• **Items from a dataset**:
==========

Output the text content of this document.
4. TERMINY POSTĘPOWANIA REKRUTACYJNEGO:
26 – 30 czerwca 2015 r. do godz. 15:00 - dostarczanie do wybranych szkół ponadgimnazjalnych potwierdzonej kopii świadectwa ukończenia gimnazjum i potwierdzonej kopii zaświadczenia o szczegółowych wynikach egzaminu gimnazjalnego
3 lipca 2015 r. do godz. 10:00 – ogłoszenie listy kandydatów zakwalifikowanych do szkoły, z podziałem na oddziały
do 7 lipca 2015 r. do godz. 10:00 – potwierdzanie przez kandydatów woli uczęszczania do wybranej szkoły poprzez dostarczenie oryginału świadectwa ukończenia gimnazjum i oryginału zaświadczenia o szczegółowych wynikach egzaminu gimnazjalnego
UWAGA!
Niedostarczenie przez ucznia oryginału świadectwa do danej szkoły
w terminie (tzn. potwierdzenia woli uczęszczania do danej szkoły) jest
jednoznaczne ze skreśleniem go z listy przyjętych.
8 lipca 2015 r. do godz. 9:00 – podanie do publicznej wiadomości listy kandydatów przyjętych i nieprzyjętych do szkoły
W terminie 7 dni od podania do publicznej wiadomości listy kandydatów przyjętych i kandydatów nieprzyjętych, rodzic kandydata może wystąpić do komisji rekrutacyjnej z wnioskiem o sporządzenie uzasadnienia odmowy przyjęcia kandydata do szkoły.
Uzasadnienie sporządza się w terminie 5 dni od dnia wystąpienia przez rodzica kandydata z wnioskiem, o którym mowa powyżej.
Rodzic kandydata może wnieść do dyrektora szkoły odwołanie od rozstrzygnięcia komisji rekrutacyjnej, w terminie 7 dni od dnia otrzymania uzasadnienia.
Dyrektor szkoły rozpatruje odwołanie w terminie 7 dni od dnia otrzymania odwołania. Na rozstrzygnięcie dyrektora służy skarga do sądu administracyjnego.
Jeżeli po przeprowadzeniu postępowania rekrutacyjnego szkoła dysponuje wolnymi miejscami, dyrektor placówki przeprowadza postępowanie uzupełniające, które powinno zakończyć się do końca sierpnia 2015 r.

==========

• **Work to do**: Retype the listing exactly, in full.

• **Task answer**:
Output the text content of this document.
4. TERMINY POSTĘPOWANIA REKRUTACYJNEGO:
26 – 30 czerwca 2015 r. do godz. 15:00 - dostarczanie do wybranych szkół ponadgimnazjalnych potwierdzonej kopii świadectwa ukończenia gimnazjum i potwierdzonej kopii zaświadczenia o szczegółowych wynikach egzaminu gimnazjalnego
3 lipca 2015 r. do godz. 10:00 – ogłoszenie listy kandydatów zakwalifikowanych do szkoły, z podziałem na oddziały
do 7 lipca 2015 r. do godz. 10:00 – potwierdzanie przez kandydatów woli uczęszczania do wybranej szkoły poprzez dostarczenie oryginału świadectwa ukończenia gimnazjum i oryginału zaświadczenia o szczegółowych wynikach egzaminu gimnazjalnego
UWAGA!
Niedostarczenie przez ucznia oryginału świadectwa do danej szkoły
w terminie (tzn. potwierdzenia woli uczęszczania do danej szkoły) jest
jednoznaczne ze skreśleniem go z listy przyjętych.
8 lipca 2015 r. do godz. 9:00 – podanie do publicznej wiadomości listy kandydatów przyjętych i nieprzyjętych do szkoły
W terminie 7 dni od podania do publicznej wiadomości listy kandydatów przyjętych i kandydatów nieprzyjętych, rodzic kandydata może wystąpić do komisji rekrutacyjnej z wnioskiem o sporządzenie uzasadnienia odmowy przyjęcia kandydata do szkoły.
Uzasadnienie sporządza się w terminie 5 dni od dnia wystąpienia przez rodzica kandydata z wnioskiem, o którym mowa powyżej.
Rodzic kandydata może wnieść do dyrektora szkoły odwołanie od rozstrzygnięcia komisji rekrutacyjnej, w terminie 7 dni od dnia otrzymania uzasadnienia.
Dyrektor szkoły rozpatruje odwołanie w terminie 7 dni od dnia otrzymania odwołania. Na rozstrzygnięcie dyrektora służy skarga do sądu administracyjnego.
Jeżeli po przeprowadzeniu postępowania rekrutacyjnego szkoła dysponuje wolnymi miejscami, dyrektor placówki przeprowadza postępowanie uzupełniające, które powinno zakończyć się do końca sierpnia 2015 r.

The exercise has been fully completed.